TASK DETAILS - Find the lines that include the string "object" and report how many there are. Give no other text.

EXCERPTED DATA -

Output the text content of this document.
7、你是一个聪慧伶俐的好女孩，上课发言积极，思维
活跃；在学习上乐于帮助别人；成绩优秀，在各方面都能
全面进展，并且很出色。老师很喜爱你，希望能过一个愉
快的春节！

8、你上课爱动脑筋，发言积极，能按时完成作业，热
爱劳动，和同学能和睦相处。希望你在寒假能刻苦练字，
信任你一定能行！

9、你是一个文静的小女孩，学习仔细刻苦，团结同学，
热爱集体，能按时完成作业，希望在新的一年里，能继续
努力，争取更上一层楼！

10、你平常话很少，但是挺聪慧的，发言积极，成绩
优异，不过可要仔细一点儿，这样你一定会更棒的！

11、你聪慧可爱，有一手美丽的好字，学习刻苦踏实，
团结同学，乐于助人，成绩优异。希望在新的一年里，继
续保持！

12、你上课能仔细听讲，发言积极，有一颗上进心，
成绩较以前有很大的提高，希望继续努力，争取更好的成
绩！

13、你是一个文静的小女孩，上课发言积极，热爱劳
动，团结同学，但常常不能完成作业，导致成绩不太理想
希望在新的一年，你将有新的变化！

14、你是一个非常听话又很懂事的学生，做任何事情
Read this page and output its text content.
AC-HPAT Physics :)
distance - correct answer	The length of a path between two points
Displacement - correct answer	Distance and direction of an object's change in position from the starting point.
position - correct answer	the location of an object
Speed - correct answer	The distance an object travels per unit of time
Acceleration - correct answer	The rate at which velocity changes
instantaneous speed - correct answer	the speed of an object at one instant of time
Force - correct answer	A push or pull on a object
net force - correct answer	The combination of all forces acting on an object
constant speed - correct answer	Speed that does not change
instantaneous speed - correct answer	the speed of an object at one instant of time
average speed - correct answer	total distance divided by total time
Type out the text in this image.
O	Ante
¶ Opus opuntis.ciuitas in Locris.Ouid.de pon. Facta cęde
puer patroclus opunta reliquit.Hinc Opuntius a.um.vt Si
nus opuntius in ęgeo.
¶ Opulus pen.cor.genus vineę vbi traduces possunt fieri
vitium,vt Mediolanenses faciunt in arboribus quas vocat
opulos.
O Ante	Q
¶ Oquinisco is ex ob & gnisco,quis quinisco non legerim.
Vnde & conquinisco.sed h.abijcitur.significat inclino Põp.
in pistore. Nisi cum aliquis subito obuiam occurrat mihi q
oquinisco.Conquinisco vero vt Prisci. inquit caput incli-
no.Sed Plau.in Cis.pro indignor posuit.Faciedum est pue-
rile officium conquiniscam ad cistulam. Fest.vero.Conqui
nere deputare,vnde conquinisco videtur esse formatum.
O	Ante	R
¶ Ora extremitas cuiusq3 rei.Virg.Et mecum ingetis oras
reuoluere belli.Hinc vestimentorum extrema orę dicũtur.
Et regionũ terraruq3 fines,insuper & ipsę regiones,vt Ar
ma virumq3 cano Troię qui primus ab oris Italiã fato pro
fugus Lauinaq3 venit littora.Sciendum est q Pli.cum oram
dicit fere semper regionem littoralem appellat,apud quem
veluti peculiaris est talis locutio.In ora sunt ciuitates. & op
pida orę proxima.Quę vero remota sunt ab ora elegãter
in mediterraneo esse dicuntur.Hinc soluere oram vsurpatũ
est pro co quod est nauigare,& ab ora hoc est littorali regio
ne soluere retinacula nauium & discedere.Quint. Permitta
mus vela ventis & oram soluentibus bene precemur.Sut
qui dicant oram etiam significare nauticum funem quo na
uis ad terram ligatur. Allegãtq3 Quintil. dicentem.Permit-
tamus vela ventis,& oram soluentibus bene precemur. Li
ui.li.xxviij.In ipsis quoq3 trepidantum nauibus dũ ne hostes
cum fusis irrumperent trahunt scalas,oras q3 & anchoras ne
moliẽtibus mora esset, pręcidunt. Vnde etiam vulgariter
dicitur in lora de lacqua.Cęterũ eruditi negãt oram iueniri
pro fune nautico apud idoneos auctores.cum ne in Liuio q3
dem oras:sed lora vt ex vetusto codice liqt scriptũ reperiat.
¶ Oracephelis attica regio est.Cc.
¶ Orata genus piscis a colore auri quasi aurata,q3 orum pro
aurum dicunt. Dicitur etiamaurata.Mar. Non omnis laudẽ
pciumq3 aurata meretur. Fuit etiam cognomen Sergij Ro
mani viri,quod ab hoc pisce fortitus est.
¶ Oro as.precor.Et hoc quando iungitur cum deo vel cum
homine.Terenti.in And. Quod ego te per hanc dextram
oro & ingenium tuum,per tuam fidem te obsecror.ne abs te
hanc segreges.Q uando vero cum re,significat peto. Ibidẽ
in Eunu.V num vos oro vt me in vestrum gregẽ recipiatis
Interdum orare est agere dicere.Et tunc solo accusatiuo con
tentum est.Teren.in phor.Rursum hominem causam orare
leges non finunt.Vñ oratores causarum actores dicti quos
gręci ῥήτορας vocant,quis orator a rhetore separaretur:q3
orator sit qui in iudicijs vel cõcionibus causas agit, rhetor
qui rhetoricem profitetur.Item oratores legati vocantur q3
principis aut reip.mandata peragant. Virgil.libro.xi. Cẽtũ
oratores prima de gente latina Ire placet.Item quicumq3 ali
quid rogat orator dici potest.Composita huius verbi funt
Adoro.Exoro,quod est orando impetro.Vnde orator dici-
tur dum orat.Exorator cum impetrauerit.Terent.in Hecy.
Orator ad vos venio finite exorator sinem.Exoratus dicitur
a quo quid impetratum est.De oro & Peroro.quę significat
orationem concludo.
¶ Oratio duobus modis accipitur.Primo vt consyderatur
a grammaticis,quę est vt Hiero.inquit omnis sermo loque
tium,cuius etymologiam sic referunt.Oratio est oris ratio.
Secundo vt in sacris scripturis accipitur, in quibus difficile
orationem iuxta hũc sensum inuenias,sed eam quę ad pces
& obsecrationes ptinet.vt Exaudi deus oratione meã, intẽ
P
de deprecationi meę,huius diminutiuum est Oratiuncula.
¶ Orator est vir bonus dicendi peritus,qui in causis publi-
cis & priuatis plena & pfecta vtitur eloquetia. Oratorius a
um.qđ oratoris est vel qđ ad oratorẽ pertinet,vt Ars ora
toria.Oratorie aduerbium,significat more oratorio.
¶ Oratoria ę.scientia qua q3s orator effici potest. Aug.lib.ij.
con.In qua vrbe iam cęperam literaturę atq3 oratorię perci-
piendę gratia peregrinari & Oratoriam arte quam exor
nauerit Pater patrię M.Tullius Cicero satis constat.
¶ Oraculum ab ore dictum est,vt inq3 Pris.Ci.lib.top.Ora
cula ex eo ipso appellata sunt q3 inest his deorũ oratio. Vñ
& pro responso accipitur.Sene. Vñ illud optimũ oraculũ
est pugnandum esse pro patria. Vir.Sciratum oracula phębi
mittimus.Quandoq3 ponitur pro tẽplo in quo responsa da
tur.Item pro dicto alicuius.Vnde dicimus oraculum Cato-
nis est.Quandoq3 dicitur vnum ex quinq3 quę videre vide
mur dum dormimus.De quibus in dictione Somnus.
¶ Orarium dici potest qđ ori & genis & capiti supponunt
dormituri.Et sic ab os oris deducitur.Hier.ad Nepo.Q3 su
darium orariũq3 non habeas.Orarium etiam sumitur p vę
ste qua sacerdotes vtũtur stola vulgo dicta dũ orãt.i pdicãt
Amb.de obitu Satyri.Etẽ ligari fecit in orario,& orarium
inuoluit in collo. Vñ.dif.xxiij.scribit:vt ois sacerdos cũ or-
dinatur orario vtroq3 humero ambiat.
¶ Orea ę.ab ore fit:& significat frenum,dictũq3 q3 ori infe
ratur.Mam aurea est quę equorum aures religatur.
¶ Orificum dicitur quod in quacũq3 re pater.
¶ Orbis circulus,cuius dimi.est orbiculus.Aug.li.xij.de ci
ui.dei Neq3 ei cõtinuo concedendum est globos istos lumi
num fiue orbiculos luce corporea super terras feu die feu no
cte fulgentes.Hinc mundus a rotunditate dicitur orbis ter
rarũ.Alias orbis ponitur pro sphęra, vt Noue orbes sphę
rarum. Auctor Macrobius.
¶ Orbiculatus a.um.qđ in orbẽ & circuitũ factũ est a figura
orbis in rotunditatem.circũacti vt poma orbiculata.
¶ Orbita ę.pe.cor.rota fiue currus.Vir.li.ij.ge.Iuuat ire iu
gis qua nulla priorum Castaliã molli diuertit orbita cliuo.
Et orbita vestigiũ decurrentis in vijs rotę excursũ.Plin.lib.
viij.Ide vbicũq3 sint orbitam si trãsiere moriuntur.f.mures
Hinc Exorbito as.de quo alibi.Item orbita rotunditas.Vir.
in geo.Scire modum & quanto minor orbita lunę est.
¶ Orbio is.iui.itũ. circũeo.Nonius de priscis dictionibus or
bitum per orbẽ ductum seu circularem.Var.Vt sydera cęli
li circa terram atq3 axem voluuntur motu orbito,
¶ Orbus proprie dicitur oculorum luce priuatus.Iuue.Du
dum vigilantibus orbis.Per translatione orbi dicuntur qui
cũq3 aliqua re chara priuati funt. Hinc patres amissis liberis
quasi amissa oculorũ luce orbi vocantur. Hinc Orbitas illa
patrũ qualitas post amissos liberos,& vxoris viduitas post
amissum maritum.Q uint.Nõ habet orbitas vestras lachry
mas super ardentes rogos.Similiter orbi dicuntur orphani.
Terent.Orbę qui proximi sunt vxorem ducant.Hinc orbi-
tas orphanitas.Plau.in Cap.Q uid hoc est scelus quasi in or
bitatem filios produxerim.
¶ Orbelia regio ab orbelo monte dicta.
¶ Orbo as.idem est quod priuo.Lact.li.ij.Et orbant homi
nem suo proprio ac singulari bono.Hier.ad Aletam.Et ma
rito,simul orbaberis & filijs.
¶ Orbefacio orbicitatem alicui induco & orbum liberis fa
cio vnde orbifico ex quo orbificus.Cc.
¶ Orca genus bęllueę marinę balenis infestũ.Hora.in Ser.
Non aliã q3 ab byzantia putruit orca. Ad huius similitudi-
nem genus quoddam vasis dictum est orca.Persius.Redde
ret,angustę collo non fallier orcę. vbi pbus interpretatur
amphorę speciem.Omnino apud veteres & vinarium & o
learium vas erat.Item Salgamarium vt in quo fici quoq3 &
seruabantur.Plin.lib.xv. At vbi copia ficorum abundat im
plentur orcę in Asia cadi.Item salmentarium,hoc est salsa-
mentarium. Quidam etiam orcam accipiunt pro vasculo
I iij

FINAL RESULT - 7